PROVIDED TEXT:
--------
The Fellowship of the Ring, the movie* - No, not the entire series because, though it pains me to say it, I think The Return of the King was just slightly less good then the others. I think that Fellowship was the best. It might be that I feel this way because 1) I just rewatched the extended version of Fellowship for the first time in over 1.5 years and 2) in the Fellowship, the Quest has just begun and so there seems to be more light then darkness to it, whereas Return of the King is so very dark in places, especially the Mordor bits with Sam and Frodo and 3) the Fellowship seems to capture the perfect combination of humour and heart-wrenching emotion (as well as splendidly showcasing the archetypal human flaws, but then, that's more Tolkien's doing then Jackson's).

However, I haven't rewatched The Two Towers lately so perhaps tomorrow I'll be rambling on about how The Two Towers is the best of the three! I do seem to do an awful lot of mind-changing!

Battlestar Galactica, the 'reimagined' TV series - I love how its grittier and darker then any Star Trek series ever was. (Actually, I think the only series that I could compare it to somewhat would have to be Buffy - but only to certain seasons, particularly 6 and 7.) And I like how I can sometimes predict what's going to happen in an episode not because the plots aren't well-written or challengingly tricky enough but because the writers/producers aren't big on soap opera storylines - the kind that drag on and on, where nothing is ever resolved.
--------
RECORD SET:

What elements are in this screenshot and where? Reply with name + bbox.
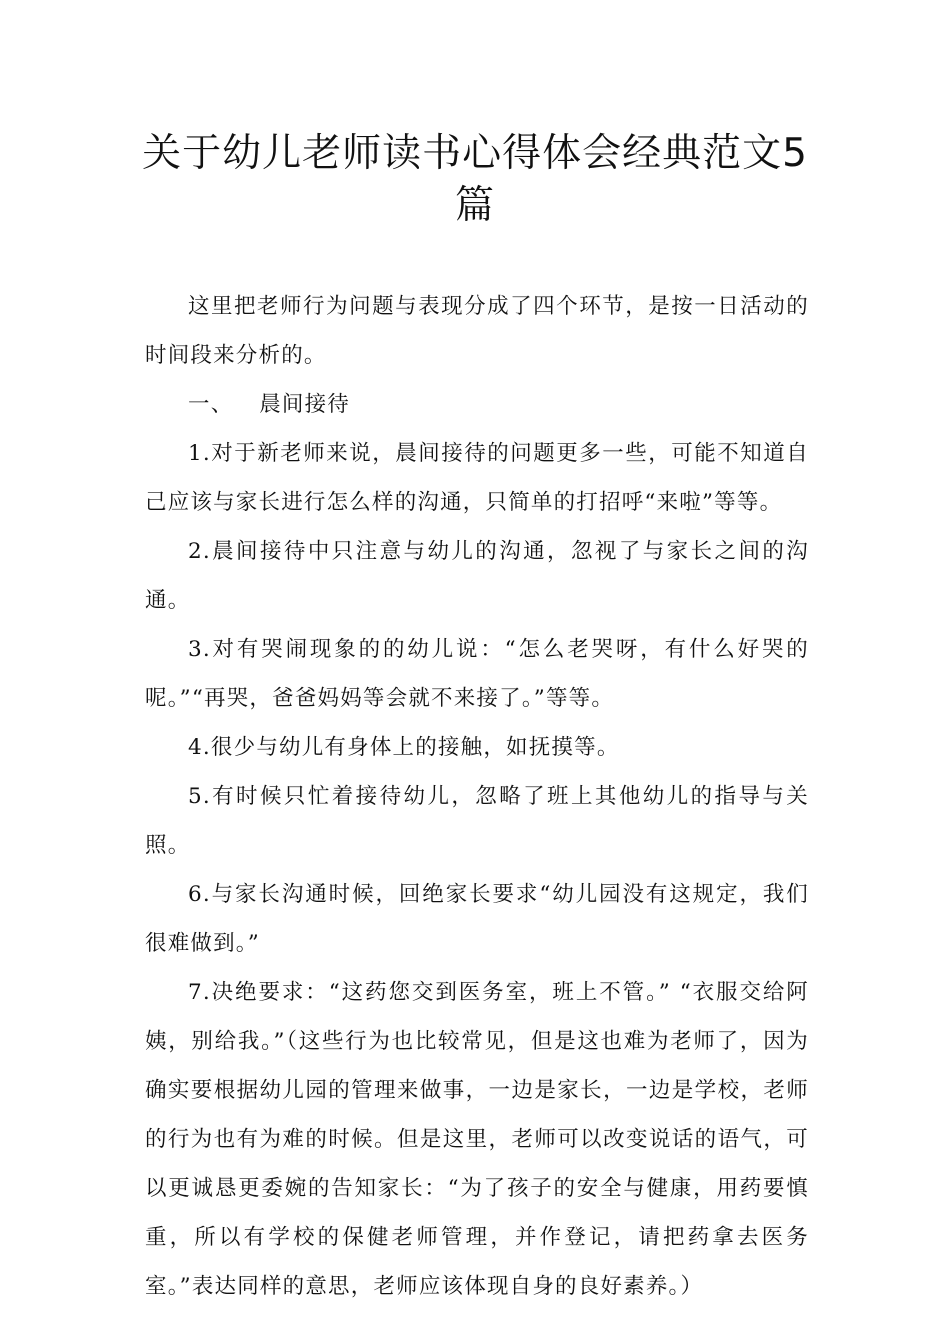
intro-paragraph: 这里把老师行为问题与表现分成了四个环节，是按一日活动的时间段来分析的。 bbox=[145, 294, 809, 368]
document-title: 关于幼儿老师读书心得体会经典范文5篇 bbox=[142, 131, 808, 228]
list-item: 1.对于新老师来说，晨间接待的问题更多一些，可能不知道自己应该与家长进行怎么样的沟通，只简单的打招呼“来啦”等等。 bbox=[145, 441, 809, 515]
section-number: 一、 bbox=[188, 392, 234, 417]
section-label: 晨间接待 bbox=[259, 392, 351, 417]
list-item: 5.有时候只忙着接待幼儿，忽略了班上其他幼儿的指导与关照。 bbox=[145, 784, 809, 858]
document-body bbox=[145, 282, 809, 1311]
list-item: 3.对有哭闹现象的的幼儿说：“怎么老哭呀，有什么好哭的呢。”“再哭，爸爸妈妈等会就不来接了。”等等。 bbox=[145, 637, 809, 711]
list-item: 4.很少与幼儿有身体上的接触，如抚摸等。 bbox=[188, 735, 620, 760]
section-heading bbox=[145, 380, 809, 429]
--------
SET TASKS:
#1 In the post, which seasons of Buffy does the writer name as comparable to Battlestar Galactica?
#2 Reproduce the part of the post starting with "Battlestar Galactica, the" and going on through "is ever resolved.", substituting "melodrama" for "soap opera".
The rows play no part in what is asked here.

FINAL RESULTS:
#1 Seasons 6 and 7.

#2
Battlestar Galactica, the 'reimagined' TV series - I love how its grittier and darker then any Star Trek series ever was. (Actually, I think the only series that I could compare it to somewhat would have to be Buffy - but only to certain seasons, particularly 6 and 7.) And I like how I can sometimes predict what's going to happen in an episode not because the plots aren't well-written or challengingly tricky enough but because the writers/producers aren't big on melodrama storylines - the kind that drag on and on, where nothing is ever resolved.